----- ENTRIES SHOWN
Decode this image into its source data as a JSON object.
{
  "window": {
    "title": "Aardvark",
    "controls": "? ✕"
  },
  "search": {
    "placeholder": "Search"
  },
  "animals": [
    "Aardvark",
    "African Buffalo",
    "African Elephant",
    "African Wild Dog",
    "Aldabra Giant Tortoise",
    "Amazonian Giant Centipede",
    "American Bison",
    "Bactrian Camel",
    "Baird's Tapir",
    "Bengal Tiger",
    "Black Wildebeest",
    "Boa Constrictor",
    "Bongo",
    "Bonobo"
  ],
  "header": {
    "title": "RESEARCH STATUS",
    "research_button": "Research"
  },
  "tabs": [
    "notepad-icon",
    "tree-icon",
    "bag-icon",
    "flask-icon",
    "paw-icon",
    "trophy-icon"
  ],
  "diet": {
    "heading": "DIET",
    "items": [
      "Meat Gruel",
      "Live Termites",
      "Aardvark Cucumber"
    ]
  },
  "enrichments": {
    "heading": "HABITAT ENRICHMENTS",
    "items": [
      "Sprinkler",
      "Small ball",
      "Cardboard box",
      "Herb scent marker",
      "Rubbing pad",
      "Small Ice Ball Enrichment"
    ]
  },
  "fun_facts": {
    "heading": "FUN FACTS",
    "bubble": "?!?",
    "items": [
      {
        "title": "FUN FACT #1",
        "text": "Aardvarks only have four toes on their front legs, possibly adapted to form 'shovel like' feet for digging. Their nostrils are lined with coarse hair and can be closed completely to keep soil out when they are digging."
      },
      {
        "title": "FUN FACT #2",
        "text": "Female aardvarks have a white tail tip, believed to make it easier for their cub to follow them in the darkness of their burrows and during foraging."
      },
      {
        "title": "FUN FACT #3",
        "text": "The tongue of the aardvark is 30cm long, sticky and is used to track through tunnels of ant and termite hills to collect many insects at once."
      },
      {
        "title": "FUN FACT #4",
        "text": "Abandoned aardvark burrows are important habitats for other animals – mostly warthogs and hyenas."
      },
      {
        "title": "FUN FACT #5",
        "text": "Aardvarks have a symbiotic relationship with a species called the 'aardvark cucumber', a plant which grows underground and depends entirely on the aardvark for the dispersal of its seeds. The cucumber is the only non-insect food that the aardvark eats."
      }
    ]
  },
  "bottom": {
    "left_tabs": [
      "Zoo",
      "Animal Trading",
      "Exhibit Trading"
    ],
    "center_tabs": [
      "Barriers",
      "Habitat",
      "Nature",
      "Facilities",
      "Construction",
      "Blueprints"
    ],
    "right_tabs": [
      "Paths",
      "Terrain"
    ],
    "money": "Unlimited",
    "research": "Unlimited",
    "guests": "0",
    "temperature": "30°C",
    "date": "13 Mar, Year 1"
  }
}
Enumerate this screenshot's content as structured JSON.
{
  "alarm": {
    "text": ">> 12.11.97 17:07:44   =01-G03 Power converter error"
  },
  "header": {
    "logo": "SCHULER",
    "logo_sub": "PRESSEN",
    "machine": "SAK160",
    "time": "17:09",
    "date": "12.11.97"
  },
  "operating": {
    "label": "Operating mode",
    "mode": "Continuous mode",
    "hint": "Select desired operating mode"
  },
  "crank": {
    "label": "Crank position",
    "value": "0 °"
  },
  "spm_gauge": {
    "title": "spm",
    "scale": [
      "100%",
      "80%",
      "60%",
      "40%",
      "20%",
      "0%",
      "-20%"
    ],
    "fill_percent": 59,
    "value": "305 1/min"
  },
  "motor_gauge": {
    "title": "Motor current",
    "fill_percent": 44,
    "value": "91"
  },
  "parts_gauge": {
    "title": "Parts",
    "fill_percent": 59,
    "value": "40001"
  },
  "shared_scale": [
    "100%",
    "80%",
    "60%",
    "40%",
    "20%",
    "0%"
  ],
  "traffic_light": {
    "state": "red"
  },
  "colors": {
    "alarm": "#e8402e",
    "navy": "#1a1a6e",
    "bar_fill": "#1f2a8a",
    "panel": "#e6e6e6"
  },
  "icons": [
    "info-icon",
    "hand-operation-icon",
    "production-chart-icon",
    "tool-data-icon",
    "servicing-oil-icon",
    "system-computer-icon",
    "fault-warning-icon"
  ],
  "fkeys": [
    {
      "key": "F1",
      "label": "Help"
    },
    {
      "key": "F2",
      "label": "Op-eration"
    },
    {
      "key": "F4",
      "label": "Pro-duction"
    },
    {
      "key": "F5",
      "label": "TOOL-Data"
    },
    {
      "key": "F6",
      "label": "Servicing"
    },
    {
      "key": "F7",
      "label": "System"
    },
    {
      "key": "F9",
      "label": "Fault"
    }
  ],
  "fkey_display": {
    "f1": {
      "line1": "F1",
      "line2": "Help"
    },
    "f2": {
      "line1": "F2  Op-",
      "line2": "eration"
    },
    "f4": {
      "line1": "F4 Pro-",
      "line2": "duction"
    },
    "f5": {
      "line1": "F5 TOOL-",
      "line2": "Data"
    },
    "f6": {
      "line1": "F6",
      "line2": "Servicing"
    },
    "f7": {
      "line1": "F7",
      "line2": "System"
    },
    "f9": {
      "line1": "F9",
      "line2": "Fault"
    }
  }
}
----------
TASK PROMPT
Within the data above, count the lines that contain the string "African"; the reply is the number alone.

EXERCISE OUTPUT
3